WRITTEN REQUEST
Among the records below, find each line that includes the string "семян" and copy it.

SUPPLIED MATERIAL

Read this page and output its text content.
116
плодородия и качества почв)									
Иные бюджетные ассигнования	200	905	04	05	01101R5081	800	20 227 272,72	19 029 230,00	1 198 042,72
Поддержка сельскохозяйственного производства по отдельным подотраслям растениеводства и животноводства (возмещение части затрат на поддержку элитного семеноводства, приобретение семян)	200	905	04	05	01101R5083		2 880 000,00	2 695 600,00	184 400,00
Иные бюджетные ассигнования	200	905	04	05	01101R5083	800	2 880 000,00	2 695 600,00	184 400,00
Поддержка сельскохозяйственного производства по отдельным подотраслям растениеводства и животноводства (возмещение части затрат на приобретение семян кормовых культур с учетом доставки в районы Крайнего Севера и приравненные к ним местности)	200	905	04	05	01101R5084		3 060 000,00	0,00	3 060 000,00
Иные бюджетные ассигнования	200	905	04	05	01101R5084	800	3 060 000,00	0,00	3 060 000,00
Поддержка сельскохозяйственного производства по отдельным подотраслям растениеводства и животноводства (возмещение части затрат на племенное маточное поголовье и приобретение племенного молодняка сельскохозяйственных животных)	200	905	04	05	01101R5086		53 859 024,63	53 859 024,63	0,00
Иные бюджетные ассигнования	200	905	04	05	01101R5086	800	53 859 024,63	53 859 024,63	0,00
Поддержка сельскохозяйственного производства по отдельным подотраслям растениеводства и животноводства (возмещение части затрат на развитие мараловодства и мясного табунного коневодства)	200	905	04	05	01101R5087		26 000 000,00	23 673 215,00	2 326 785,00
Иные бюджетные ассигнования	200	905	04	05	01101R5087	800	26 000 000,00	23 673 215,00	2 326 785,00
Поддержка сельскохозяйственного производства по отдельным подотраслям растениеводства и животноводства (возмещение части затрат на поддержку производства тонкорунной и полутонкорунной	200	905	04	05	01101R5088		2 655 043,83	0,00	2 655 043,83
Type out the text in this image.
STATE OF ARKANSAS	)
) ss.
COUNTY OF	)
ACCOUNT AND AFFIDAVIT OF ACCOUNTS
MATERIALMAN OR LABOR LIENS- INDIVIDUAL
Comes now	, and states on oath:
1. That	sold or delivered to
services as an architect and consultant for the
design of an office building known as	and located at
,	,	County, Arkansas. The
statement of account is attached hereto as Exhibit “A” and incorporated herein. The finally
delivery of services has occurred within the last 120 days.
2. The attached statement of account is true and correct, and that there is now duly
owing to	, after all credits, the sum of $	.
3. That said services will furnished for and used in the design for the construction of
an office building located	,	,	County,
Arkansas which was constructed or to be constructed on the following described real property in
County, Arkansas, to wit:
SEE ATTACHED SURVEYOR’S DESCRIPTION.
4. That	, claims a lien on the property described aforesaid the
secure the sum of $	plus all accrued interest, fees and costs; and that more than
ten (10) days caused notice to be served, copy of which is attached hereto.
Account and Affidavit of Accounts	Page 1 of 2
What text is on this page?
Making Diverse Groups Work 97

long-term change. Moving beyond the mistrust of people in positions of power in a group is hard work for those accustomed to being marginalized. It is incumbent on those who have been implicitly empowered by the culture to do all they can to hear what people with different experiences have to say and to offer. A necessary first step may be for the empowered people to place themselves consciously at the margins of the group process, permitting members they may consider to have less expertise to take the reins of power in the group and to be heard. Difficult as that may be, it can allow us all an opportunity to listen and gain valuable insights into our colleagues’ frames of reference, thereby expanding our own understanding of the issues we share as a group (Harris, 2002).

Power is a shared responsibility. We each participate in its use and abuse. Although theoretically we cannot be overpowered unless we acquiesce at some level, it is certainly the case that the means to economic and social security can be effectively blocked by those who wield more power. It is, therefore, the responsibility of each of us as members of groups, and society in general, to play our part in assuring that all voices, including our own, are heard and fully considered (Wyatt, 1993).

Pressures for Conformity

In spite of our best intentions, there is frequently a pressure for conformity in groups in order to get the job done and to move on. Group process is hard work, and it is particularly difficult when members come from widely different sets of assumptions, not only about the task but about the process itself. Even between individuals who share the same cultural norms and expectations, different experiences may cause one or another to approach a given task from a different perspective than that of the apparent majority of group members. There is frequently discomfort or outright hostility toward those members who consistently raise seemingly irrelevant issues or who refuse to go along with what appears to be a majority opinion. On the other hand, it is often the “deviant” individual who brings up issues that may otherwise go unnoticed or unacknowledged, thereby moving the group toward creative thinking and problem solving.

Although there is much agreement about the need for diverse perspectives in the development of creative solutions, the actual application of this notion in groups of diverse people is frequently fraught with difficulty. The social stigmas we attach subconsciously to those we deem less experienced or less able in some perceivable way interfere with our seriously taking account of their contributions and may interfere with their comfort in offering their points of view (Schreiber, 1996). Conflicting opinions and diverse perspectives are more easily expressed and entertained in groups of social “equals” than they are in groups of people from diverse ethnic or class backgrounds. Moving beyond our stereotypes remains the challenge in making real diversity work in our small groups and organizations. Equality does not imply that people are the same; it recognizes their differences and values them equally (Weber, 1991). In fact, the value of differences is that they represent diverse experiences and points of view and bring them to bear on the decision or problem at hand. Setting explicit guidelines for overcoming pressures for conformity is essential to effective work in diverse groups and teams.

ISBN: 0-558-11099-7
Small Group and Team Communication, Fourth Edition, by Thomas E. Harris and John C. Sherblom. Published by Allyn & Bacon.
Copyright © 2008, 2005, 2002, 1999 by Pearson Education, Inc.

OUTPUT BELOW
Поддержка сельскохозяйственного производства по отдельным подотраслям растениеводства и животноводства (возмещение части затрат на поддержку элитного семеноводства, приобретение семян)	200	905	04	05	01101R5083		2 880 000,00	2 695 600,00	184 400,00
Поддержка сельскохозяйственного производства по отдельным подотраслям растениеводства и животноводства (возмещение части затрат на приобретение семян кормовых культур с учетом доставки в районы Крайнего Севера и приравненные к ним местности)	200	905	04	05	01101R5084		3 060 000,00	0,00	3 060 000,00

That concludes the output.